— Start of Extracted data —
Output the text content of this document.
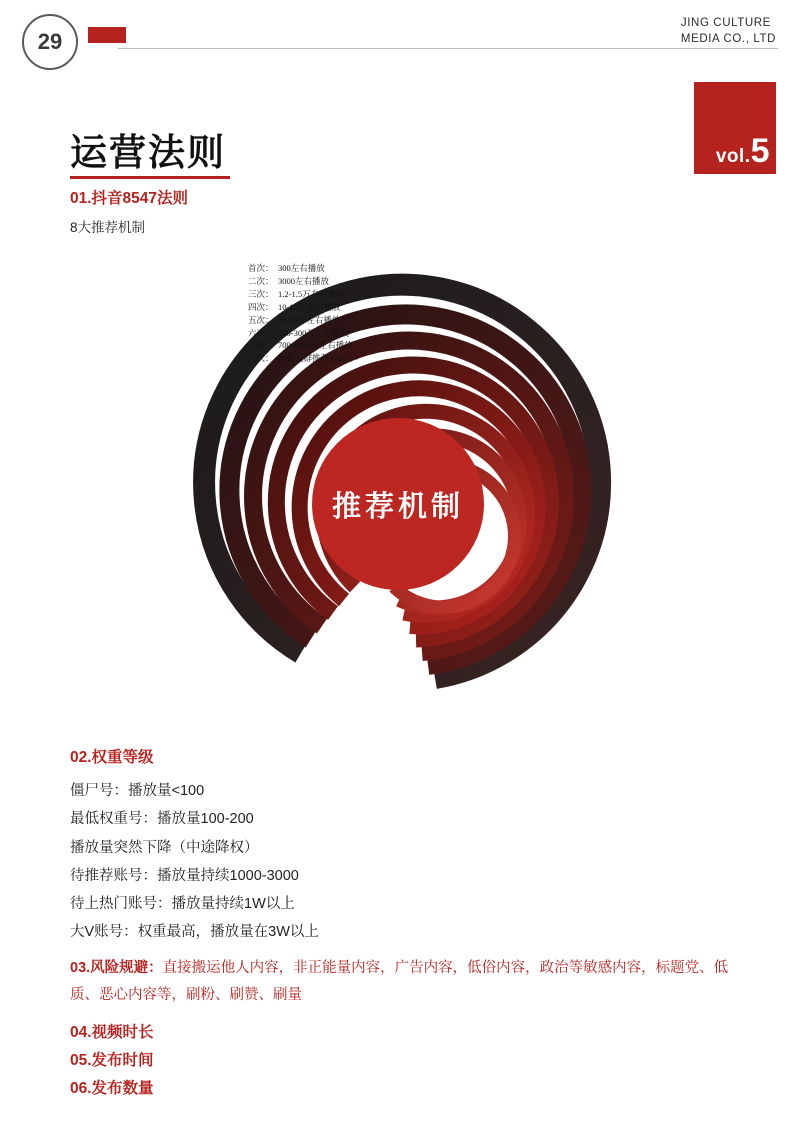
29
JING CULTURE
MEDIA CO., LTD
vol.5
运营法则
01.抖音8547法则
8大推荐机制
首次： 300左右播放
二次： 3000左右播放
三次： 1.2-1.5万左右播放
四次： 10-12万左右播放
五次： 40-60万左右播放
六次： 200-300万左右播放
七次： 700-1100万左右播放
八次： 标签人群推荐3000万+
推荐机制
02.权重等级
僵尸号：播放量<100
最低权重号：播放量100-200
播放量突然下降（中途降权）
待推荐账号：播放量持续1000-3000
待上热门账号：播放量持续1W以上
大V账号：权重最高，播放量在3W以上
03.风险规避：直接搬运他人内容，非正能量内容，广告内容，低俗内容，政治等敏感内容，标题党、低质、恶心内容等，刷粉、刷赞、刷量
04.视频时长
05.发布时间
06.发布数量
— End of Extracted data —
Instructions for the task >> Repeat all of the records verbatim, leaving out the pictures.

Result >>
Output the text content of this document.
29
JING CULTURE
MEDIA CO., LTD
vol.5
运营法则
01.抖音8547法则
8大推荐机制
首次： 300左右播放
二次： 3000左右播放
三次： 1.2-1.5万左右播放
四次： 10-12万左右播放
五次： 40-60万左右播放
六次： 200-300万左右播放
七次： 700-1100万左右播放
八次： 标签人群推荐3000万+
推荐机制
02.权重等级
僵尸号：播放量<100
最低权重号：播放量100-200
播放量突然下降（中途降权）
待推荐账号：播放量持续1000-3000
待上热门账号：播放量持续1W以上
大V账号：权重最高，播放量在3W以上
03.风险规避：直接搬运他人内容，非正能量内容，广告内容，低俗内容，政治等敏感内容，标题党、低质、恶心内容等，刷粉、刷赞、刷量
04.视频时长
05.发布时间
06.发布数量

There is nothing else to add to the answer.